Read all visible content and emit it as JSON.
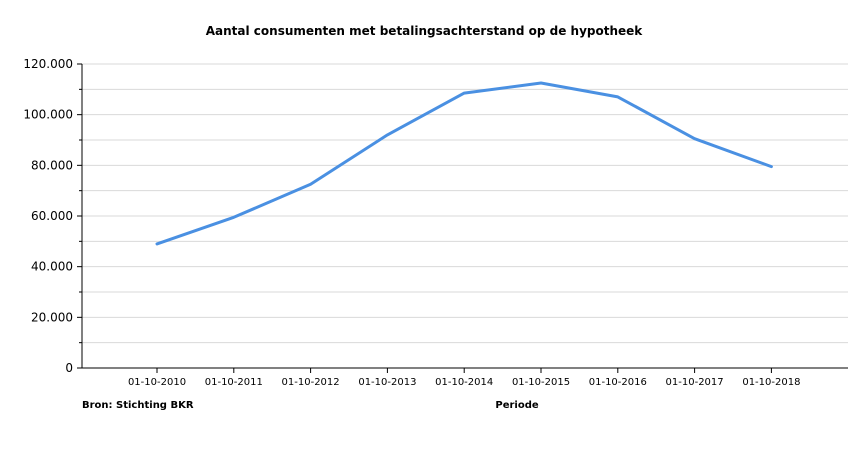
{
  "chart_data": {
    "type": "line",
    "title": "Aantal consumenten met betalingsachterstand op de hypotheek",
    "xlabel": "Periode",
    "ylabel": "",
    "source_note": "Bron: Stichting BKR",
    "categories": [
      "01-10-2010",
      "01-10-2011",
      "01-10-2012",
      "01-10-2013",
      "01-10-2014",
      "01-10-2015",
      "01-10-2016",
      "01-10-2017",
      "01-10-2018"
    ],
    "series": [
      {
        "values": [
          49000,
          59500,
          72500,
          92000,
          108500,
          112500,
          107000,
          90500,
          79500
        ]
      }
    ],
    "ylim": [
      0,
      120000
    ],
    "y_ticks": [
      0,
      20000,
      40000,
      60000,
      80000,
      100000,
      120000
    ],
    "y_tick_labels": [
      "0",
      "20.000",
      "40.000",
      "60.000",
      "80.000",
      "100.000",
      "120.000"
    ],
    "grid": true,
    "legend": "none",
    "line_color": "#4a90e2"
  }
}
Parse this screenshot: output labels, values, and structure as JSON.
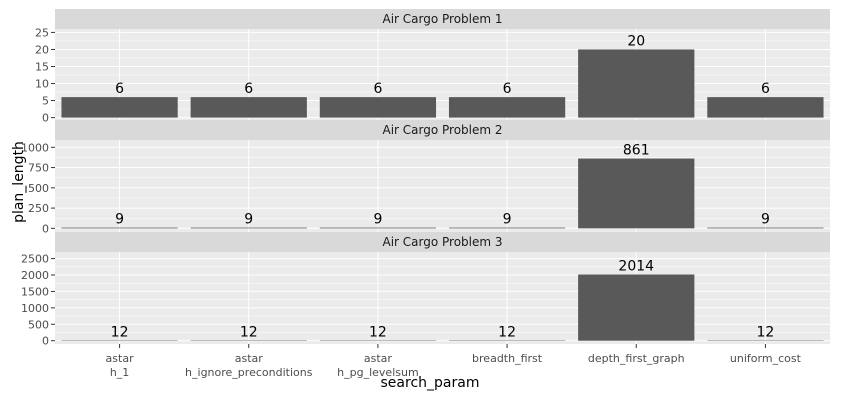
{
  "chart_data": {
    "type": "bar",
    "facet_layout": "stacked-rows",
    "xlabel": "search_param",
    "ylabel": "plan_length",
    "categories": [
      [
        "astar",
        "h_1"
      ],
      [
        "astar",
        "h_ignore_preconditions"
      ],
      [
        "astar",
        "h_pg_levelsum"
      ],
      [
        "breadth_first"
      ],
      [
        "depth_first_graph"
      ],
      [
        "uniform_cost"
      ]
    ],
    "colors": {
      "panel": "#ebebeb",
      "strip": "#d9d9d9",
      "bar": "#595959",
      "grid": "#ffffff"
    },
    "panels": [
      {
        "title": "Air Cargo Problem 1",
        "values": [
          6,
          6,
          6,
          6,
          20,
          6
        ],
        "ylim": [
          -1,
          26
        ],
        "yticks": [
          0,
          5,
          10,
          15,
          20,
          25
        ]
      },
      {
        "title": "Air Cargo Problem 2",
        "values": [
          9,
          9,
          9,
          9,
          861,
          9
        ],
        "ylim": [
          -45,
          1090
        ],
        "yticks": [
          0,
          250,
          500,
          750,
          1000
        ]
      },
      {
        "title": "Air Cargo Problem 3",
        "values": [
          12,
          12,
          12,
          12,
          2014,
          12
        ],
        "ylim": [
          -100,
          2700
        ],
        "yticks": [
          0,
          500,
          1000,
          1500,
          2000,
          2500
        ]
      }
    ]
  }
}
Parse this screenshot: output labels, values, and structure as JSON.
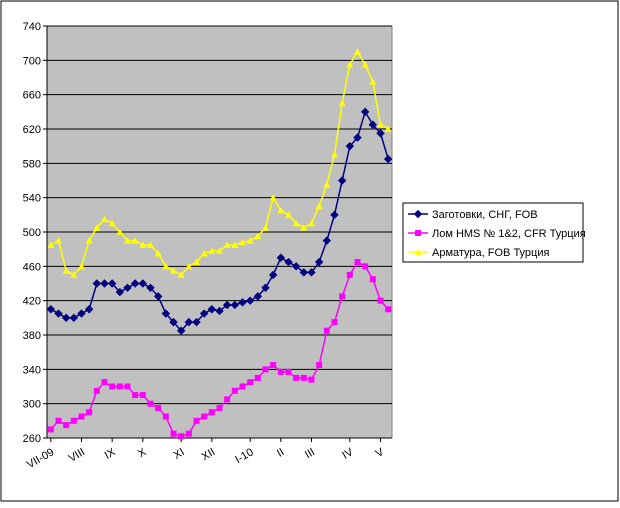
{
  "chart_data": {
    "type": "line",
    "categories": [
      "VII-09",
      null,
      null,
      null,
      "VIII",
      null,
      null,
      null,
      "IX",
      null,
      null,
      null,
      "X",
      null,
      null,
      null,
      null,
      "XI",
      null,
      null,
      null,
      "XII",
      null,
      null,
      null,
      null,
      "I-10",
      null,
      null,
      null,
      "II",
      null,
      null,
      null,
      "III",
      null,
      null,
      null,
      null,
      "IV",
      null,
      null,
      null,
      "V",
      null
    ],
    "series": [
      {
        "name": "Заготовки, СНГ, FOB",
        "color": "#000080",
        "marker": "diamond",
        "values": [
          410,
          405,
          400,
          400,
          405,
          410,
          440,
          440,
          440,
          430,
          435,
          440,
          440,
          435,
          425,
          405,
          395,
          385,
          395,
          395,
          405,
          410,
          408,
          415,
          415,
          418,
          420,
          425,
          435,
          450,
          470,
          465,
          460,
          453,
          453,
          465,
          490,
          520,
          560,
          600,
          610,
          640,
          625,
          615,
          585
        ]
      },
      {
        "name": "Лом HMS № 1&2, CFR Турция",
        "color": "#ff00ff",
        "marker": "square",
        "values": [
          270,
          280,
          275,
          280,
          285,
          290,
          315,
          325,
          320,
          320,
          320,
          310,
          310,
          300,
          295,
          285,
          265,
          262,
          265,
          280,
          285,
          290,
          295,
          305,
          315,
          320,
          325,
          330,
          340,
          345,
          337,
          337,
          330,
          330,
          328,
          345,
          385,
          395,
          425,
          450,
          465,
          460,
          445,
          420,
          410
        ]
      },
      {
        "name": "Арматура, FOB Турция",
        "color": "#ffff00",
        "marker": "triangle",
        "values": [
          485,
          490,
          455,
          450,
          460,
          490,
          505,
          515,
          510,
          500,
          490,
          490,
          485,
          485,
          475,
          460,
          455,
          450,
          460,
          465,
          475,
          478,
          478,
          485,
          485,
          488,
          490,
          495,
          505,
          540,
          525,
          520,
          510,
          505,
          510,
          530,
          555,
          590,
          650,
          695,
          710,
          695,
          675,
          625,
          620
        ]
      }
    ],
    "ylim": [
      260,
      740
    ],
    "yticks": [
      260,
      300,
      340,
      380,
      420,
      460,
      500,
      540,
      580,
      620,
      660,
      700,
      740
    ],
    "grid": true,
    "legend": "right",
    "plot_background": "#c0c0c0"
  }
}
....................
SET EXERCISE:
Using the data above, print every line exactly, omitting pictures.

REPLY:
Read all visible content and emit it as JSON.
{
  "chart_data": {
    "type": "line",
    "title": "Aantal consumenten met betalingsachterstand op de hypotheek",
    "xlabel": "Periode",
    "ylabel": "",
    "source_note": "Bron: Stichting BKR",
    "categories": [
      "01-10-2010",
      "01-10-2011",
      "01-10-2012",
      "01-10-2013",
      "01-10-2014",
      "01-10-2015",
      "01-10-2016",
      "01-10-2017",
      "01-10-2018"
    ],
    "series": [
      {
        "values": [
          49000,
          59500,
          72500,
          92000,
          108500,
          112500,
          107000,
          90500,
          79500
        ]
      }
    ],
    "ylim": [
      0,
      120000
    ],
    "y_ticks": [
      0,
      20000,
      40000,
      60000,
      80000,
      100000,
      120000
    ],
    "y_tick_labels": [
      "0",
      "20.000",
      "40.000",
      "60.000",
      "80.000",
      "100.000",
      "120.000"
    ],
    "grid": true,
    "legend": "none",
    "line_color": "#4a90e2"
  }
}
Parse this screenshot: output labels, values, and structure as JSON.
{
  "chart_data": {
    "type": "bar",
    "facet_layout": "stacked-rows",
    "xlabel": "search_param",
    "ylabel": "plan_length",
    "categories": [
      [
        "astar",
        "h_1"
      ],
      [
        "astar",
        "h_ignore_preconditions"
      ],
      [
        "astar",
        "h_pg_levelsum"
      ],
      [
        "breadth_first"
      ],
      [
        "depth_first_graph"
      ],
      [
        "uniform_cost"
      ]
    ],
    "colors": {
      "panel": "#ebebeb",
      "strip": "#d9d9d9",
      "bar": "#595959",
      "grid": "#ffffff"
    },
    "panels": [
      {
        "title": "Air Cargo Problem 1",
        "values": [
          6,
          6,
          6,
          6,
          20,
          6
        ],
        "ylim": [
          -1,
          26
        ],
        "yticks": [
          0,
          5,
          10,
          15,
          20,
          25
        ]
      },
      {
        "title": "Air Cargo Problem 2",
        "values": [
          9,
          9,
          9,
          9,
          861,
          9
        ],
        "ylim": [
          -45,
          1090
        ],
        "yticks": [
          0,
          250,
          500,
          750,
          1000
        ]
      },
      {
        "title": "Air Cargo Problem 3",
        "values": [
          12,
          12,
          12,
          12,
          2014,
          12
        ],
        "ylim": [
          -100,
          2700
        ],
        "yticks": [
          0,
          500,
          1000,
          1500,
          2000,
          2500
        ]
      }
    ]
  }
}
Parse this screenshot: output labels, values, and structure as JSON.
{
  "chart_data": {
    "type": "line",
    "categories": [
      "VII-09",
      null,
      null,
      null,
      "VIII",
      null,
      null,
      null,
      "IX",
      null,
      null,
      null,
      "X",
      null,
      null,
      null,
      null,
      "XI",
      null,
      null,
      null,
      "XII",
      null,
      null,
      null,
      null,
      "I-10",
      null,
      null,
      null,
      "II",
      null,
      null,
      null,
      "III",
      null,
      null,
      null,
      null,
      "IV",
      null,
      null,
      null,
      "V",
      null
    ],
    "series": [
      {
        "name": "Заготовки, СНГ, FOB",
        "color": "#000080",
        "marker": "diamond",
        "values": [
          410,
          405,
          400,
          400,
          405,
          410,
          440,
          440,
          440,
          430,
          435,
          440,
          440,
          435,
          425,
          405,
          395,
          385,
          395,
          395,
          405,
          410,
          408,
          415,
          415,
          418,
          420,
          425,
          435,
          450,
          470,
          465,
          460,
          453,
          453,
          465,
          490,
          520,
          560,
          600,
          610,
          640,
          625,
          615,
          585
        ]
      },
      {
        "name": "Лом HMS № 1&2, CFR Турция",
        "color": "#ff00ff",
        "marker": "square",
        "values": [
          270,
          280,
          275,
          280,
          285,
          290,
          315,
          325,
          320,
          320,
          320,
          310,
          310,
          300,
          295,
          285,
          265,
          262,
          265,
          280,
          285,
          290,
          295,
          305,
          315,
          320,
          325,
          330,
          340,
          345,
          337,
          337,
          330,
          330,
          328,
          345,
          385,
          395,
          425,
          450,
          465,
          460,
          445,
          420,
          410
        ]
      },
      {
        "name": "Арматура, FOB Турция",
        "color": "#ffff00",
        "marker": "triangle",
        "values": [
          485,
          490,
          455,
          450,
          460,
          490,
          505,
          515,
          510,
          500,
          490,
          490,
          485,
          485,
          475,
          460,
          455,
          450,
          460,
          465,
          475,
          478,
          478,
          485,
          485,
          488,
          490,
          495,
          505,
          540,
          525,
          520,
          510,
          505,
          510,
          530,
          555,
          590,
          650,
          695,
          710,
          695,
          675,
          625,
          620
        ]
      }
    ],
    "ylim": [
      260,
      740
    ],
    "yticks": [
      260,
      300,
      340,
      380,
      420,
      460,
      500,
      540,
      580,
      620,
      660,
      700,
      740
    ],
    "grid": true,
    "legend": "right",
    "plot_background": "#c0c0c0"
  }
}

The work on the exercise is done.